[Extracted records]
▬▬▬▬▬▬

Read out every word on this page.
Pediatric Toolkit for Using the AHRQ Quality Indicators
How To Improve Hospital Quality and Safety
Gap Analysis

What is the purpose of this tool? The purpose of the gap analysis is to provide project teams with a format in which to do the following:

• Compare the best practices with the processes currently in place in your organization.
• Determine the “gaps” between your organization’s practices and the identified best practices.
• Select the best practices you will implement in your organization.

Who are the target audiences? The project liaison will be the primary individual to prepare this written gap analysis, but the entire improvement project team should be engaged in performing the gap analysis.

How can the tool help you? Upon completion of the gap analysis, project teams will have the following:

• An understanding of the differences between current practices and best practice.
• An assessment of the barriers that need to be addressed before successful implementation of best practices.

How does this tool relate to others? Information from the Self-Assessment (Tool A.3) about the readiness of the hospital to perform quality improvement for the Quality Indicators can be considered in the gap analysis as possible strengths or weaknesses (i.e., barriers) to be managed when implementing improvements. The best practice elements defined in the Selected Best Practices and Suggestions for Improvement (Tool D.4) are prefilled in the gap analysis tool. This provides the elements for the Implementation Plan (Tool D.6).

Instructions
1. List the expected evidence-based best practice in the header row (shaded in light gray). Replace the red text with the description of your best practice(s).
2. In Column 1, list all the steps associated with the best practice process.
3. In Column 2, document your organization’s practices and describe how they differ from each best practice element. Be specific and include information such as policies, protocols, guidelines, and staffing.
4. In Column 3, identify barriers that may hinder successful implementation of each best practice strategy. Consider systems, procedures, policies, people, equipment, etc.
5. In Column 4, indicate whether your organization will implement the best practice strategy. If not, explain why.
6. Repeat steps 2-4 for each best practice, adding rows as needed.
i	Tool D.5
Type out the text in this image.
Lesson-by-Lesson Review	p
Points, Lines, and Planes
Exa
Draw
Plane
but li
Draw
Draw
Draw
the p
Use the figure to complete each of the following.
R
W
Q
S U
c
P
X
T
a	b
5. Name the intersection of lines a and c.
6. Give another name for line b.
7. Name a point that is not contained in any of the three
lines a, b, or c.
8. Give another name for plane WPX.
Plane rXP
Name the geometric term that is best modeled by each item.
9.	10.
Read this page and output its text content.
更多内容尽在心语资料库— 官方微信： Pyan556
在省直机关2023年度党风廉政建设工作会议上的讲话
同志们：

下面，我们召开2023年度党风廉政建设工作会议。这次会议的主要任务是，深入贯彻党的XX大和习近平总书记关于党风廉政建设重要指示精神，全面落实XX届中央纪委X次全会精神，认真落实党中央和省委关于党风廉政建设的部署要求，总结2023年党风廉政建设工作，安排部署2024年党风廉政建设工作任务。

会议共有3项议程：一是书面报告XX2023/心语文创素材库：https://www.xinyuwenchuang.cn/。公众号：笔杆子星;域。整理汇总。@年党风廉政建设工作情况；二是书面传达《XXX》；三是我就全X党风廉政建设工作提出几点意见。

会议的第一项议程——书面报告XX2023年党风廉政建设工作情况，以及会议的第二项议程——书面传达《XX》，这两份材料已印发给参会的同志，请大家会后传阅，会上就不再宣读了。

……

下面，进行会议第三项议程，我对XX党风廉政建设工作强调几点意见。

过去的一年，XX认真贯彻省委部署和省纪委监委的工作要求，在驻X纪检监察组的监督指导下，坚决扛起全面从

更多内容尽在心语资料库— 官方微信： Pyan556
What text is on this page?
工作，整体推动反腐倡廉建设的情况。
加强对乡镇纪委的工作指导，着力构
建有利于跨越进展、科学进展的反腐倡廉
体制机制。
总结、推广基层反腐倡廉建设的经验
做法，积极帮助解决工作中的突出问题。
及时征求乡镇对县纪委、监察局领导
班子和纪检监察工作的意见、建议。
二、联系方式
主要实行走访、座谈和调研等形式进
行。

▬▬▬▬▬▬

# JOB
Each line of the material must be restated exactly.

# SOLUTION BELOW
Read out every word on this page.
Pediatric Toolkit for Using the AHRQ Quality Indicators
How To Improve Hospital Quality and Safety
Gap Analysis

What is the purpose of this tool? The purpose of the gap analysis is to provide project teams with a format in which to do the following:

• Compare the best practices with the processes currently in place in your organization.
• Determine the “gaps” between your organization’s practices and the identified best practices.
• Select the best practices you will implement in your organization.

Who are the target audiences? The project liaison will be the primary individual to prepare this written gap analysis, but the entire improvement project team should be engaged in performing the gap analysis.

How can the tool help you? Upon completion of the gap analysis, project teams will have the following:

• An understanding of the differences between current practices and best practice.
• An assessment of the barriers that need to be addressed before successful implementation of best practices.

How does this tool relate to others? Information from the Self-Assessment (Tool A.3) about the readiness of the hospital to perform quality improvement for the Quality Indicators can be considered in the gap analysis as possible strengths or weaknesses (i.e., barriers) to be managed when implementing improvements. The best practice elements defined in the Selected Best Practices and Suggestions for Improvement (Tool D.4) are prefilled in the gap analysis tool. This provides the elements for the Implementation Plan (Tool D.6).

Instructions
1. List the expected evidence-based best practice in the header row (shaded in light gray). Replace the red text with the description of your best practice(s).
2. In Column 1, list all the steps associated with the best practice process.
3. In Column 2, document your organization’s practices and describe how they differ from each best practice element. Be specific and include information such as policies, protocols, guidelines, and staffing.
4. In Column 3, identify barriers that may hinder successful implementation of each best practice strategy. Consider systems, procedures, policies, people, equipment, etc.
5. In Column 4, indicate whether your organization will implement the best practice strategy. If not, explain why.
6. Repeat steps 2-4 for each best practice, adding rows as needed.
i	Tool D.5
Type out the text in this image.
Lesson-by-Lesson Review	p
Points, Lines, and Planes
Exa
Draw
Plane
but li
Draw
Draw
Draw
the p
Use the figure to complete each of the following.
R
W
Q
S U
c
P
X
T
a	b
5. Name the intersection of lines a and c.
6. Give another name for line b.
7. Name a point that is not contained in any of the three
lines a, b, or c.
8. Give another name for plane WPX.
Plane rXP
Name the geometric term that is best modeled by each item.
9.	10.
Read this page and output its text content.
更多内容尽在心语资料库— 官方微信： Pyan556
在省直机关2023年度党风廉政建设工作会议上的讲话
同志们：

下面，我们召开2023年度党风廉政建设工作会议。这次会议的主要任务是，深入贯彻党的XX大和习近平总书记关于党风廉政建设重要指示精神，全面落实XX届中央纪委X次全会精神，认真落实党中央和省委关于党风廉政建设的部署要求，总结2023年党风廉政建设工作，安排部署2024年党风廉政建设工作任务。

会议共有3项议程：一是书面报告XX2023/心语文创素材库：https://www.xinyuwenchuang.cn/。公众号：笔杆子星;域。整理汇总。@年党风廉政建设工作情况；二是书面传达《XXX》；三是我就全X党风廉政建设工作提出几点意见。

会议的第一项议程——书面报告XX2023年党风廉政建设工作情况，以及会议的第二项议程——书面传达《XX》，这两份材料已印发给参会的同志，请大家会后传阅，会上就不再宣读了。

……

下面，进行会议第三项议程，我对XX党风廉政建设工作强调几点意见。

过去的一年，XX认真贯彻省委部署和省纪委监委的工作要求，在驻X纪检监察组的监督指导下，坚决扛起全面从

更多内容尽在心语资料库— 官方微信： Pyan556
What text is on this page?
工作，整体推动反腐倡廉建设的情况。
加强对乡镇纪委的工作指导，着力构
建有利于跨越进展、科学进展的反腐倡廉
体制机制。
总结、推广基层反腐倡廉建设的经验
做法，积极帮助解决工作中的突出问题。
及时征求乡镇对县纪委、监察局领导
班子和纪检监察工作的意见、建议。
二、联系方式
主要实行走访、座谈和调研等形式进
行。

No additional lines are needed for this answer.